* [Stated goal] Restate all of the data exactly.

* [Supplied entries]
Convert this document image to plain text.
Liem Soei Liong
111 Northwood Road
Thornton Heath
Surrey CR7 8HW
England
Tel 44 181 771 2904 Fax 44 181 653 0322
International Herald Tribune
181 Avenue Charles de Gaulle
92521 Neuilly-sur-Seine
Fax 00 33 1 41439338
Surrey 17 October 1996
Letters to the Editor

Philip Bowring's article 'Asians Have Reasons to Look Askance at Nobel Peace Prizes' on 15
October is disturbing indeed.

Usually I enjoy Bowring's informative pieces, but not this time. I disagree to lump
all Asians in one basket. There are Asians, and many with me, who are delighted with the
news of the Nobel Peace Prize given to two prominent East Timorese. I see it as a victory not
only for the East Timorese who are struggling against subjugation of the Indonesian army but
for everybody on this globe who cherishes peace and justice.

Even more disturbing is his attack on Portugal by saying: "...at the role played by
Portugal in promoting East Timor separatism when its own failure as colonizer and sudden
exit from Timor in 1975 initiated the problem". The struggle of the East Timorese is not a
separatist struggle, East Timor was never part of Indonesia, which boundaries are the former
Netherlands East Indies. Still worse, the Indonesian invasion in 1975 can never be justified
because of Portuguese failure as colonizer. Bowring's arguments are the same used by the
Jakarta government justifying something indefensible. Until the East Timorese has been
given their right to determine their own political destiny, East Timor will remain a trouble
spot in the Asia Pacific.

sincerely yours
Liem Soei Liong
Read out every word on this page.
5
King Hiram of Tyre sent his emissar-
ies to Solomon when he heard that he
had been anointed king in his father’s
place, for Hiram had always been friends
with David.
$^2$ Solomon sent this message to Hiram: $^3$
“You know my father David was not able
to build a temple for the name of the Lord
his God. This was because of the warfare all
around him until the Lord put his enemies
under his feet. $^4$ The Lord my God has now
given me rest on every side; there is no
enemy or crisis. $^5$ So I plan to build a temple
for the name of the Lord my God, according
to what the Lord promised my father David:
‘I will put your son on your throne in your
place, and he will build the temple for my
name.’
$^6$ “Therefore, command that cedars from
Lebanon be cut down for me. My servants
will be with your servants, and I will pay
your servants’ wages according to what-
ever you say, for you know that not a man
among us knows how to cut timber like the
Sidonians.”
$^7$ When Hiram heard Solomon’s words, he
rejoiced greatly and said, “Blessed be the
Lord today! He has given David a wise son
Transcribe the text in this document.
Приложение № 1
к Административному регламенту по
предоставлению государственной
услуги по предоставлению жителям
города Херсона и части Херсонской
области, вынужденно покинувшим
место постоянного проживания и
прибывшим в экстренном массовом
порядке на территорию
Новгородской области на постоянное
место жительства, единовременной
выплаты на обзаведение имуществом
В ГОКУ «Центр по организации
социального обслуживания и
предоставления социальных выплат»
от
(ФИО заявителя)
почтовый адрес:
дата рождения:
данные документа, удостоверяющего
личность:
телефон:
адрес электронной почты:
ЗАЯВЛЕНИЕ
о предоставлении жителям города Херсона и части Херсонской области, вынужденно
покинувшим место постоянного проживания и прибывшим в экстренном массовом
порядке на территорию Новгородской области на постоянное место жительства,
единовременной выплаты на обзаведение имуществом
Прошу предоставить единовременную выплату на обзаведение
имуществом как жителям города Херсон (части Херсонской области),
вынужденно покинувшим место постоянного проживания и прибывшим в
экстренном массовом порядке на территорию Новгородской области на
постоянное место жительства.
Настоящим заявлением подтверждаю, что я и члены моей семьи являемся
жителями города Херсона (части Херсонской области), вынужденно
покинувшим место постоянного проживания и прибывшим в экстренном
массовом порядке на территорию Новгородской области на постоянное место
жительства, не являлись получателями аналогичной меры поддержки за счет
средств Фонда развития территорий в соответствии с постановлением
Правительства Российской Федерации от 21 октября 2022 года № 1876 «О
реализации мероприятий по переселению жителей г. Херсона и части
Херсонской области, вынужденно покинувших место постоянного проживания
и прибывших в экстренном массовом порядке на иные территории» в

* [Finished answer]
Convert this document image to plain text.
Liem Soei Liong
111 Northwood Road
Thornton Heath
Surrey CR7 8HW
England
Tel 44 181 771 2904 Fax 44 181 653 0322
International Herald Tribune
181 Avenue Charles de Gaulle
92521 Neuilly-sur-Seine
Fax 00 33 1 41439338
Surrey 17 October 1996
Letters to the Editor

Philip Bowring's article 'Asians Have Reasons to Look Askance at Nobel Peace Prizes' on 15
October is disturbing indeed.

Usually I enjoy Bowring's informative pieces, but not this time. I disagree to lump
all Asians in one basket. There are Asians, and many with me, who are delighted with the
news of the Nobel Peace Prize given to two prominent East Timorese. I see it as a victory not
only for the East Timorese who are struggling against subjugation of the Indonesian army but
for everybody on this globe who cherishes peace and justice.

Even more disturbing is his attack on Portugal by saying: "...at the role played by
Portugal in promoting East Timor separatism when its own failure as colonizer and sudden
exit from Timor in 1975 initiated the problem". The struggle of the East Timorese is not a
separatist struggle, East Timor was never part of Indonesia, which boundaries are the former
Netherlands East Indies. Still worse, the Indonesian invasion in 1975 can never be justified
because of Portuguese failure as colonizer. Bowring's arguments are the same used by the
Jakarta government justifying something indefensible. Until the East Timorese has been
given their right to determine their own political destiny, East Timor will remain a trouble
spot in the Asia Pacific.

sincerely yours
Liem Soei Liong
Read out every word on this page.
5
King Hiram of Tyre sent his emissar-
ies to Solomon when he heard that he
had been anointed king in his father’s
place, for Hiram had always been friends
with David.
$^2$ Solomon sent this message to Hiram: $^3$
“You know my father David was not able
to build a temple for the name of the Lord
his God. This was because of the warfare all
around him until the Lord put his enemies
under his feet. $^4$ The Lord my God has now
given me rest on every side; there is no
enemy or crisis. $^5$ So I plan to build a temple
for the name of the Lord my God, according
to what the Lord promised my father David:
‘I will put your son on your throne in your
place, and he will build the temple for my
name.’
$^6$ “Therefore, command that cedars from
Lebanon be cut down for me. My servants
will be with your servants, and I will pay
your servants’ wages according to what-
ever you say, for you know that not a man
among us knows how to cut timber like the
Sidonians.”
$^7$ When Hiram heard Solomon’s words, he
rejoiced greatly and said, “Blessed be the
Lord today! He has given David a wise son
Transcribe the text in this document.
Приложение № 1
к Административному регламенту по
предоставлению государственной
услуги по предоставлению жителям
города Херсона и части Херсонской
области, вынужденно покинувшим
место постоянного проживания и
прибывшим в экстренном массовом
порядке на территорию
Новгородской области на постоянное
место жительства, единовременной
выплаты на обзаведение имуществом
В ГОКУ «Центр по организации
социального обслуживания и
предоставления социальных выплат»
от
(ФИО заявителя)
почтовый адрес:
дата рождения:
данные документа, удостоверяющего
личность:
телефон:
адрес электронной почты:
ЗАЯВЛЕНИЕ
о предоставлении жителям города Херсона и части Херсонской области, вынужденно
покинувшим место постоянного проживания и прибывшим в экстренном массовом
порядке на территорию Новгородской области на постоянное место жительства,
единовременной выплаты на обзаведение имуществом
Прошу предоставить единовременную выплату на обзаведение
имуществом как жителям города Херсон (части Херсонской области),
вынужденно покинувшим место постоянного проживания и прибывшим в
экстренном массовом порядке на территорию Новгородской области на
постоянное место жительства.
Настоящим заявлением подтверждаю, что я и члены моей семьи являемся
жителями города Херсона (части Херсонской области), вынужденно
покинувшим место постоянного проживания и прибывшим в экстренном
массовом порядке на территорию Новгородской области на постоянное место
жительства, не являлись получателями аналогичной меры поддержки за счет
средств Фонда развития территорий в соответствии с постановлением
Правительства Российской Федерации от 21 октября 2022 года № 1876 «О
реализации мероприятий по переселению жителей г. Херсона и части
Херсонской области, вынужденно покинувших место постоянного проживания
и прибывших в экстренном массовом порядке на иные территории» в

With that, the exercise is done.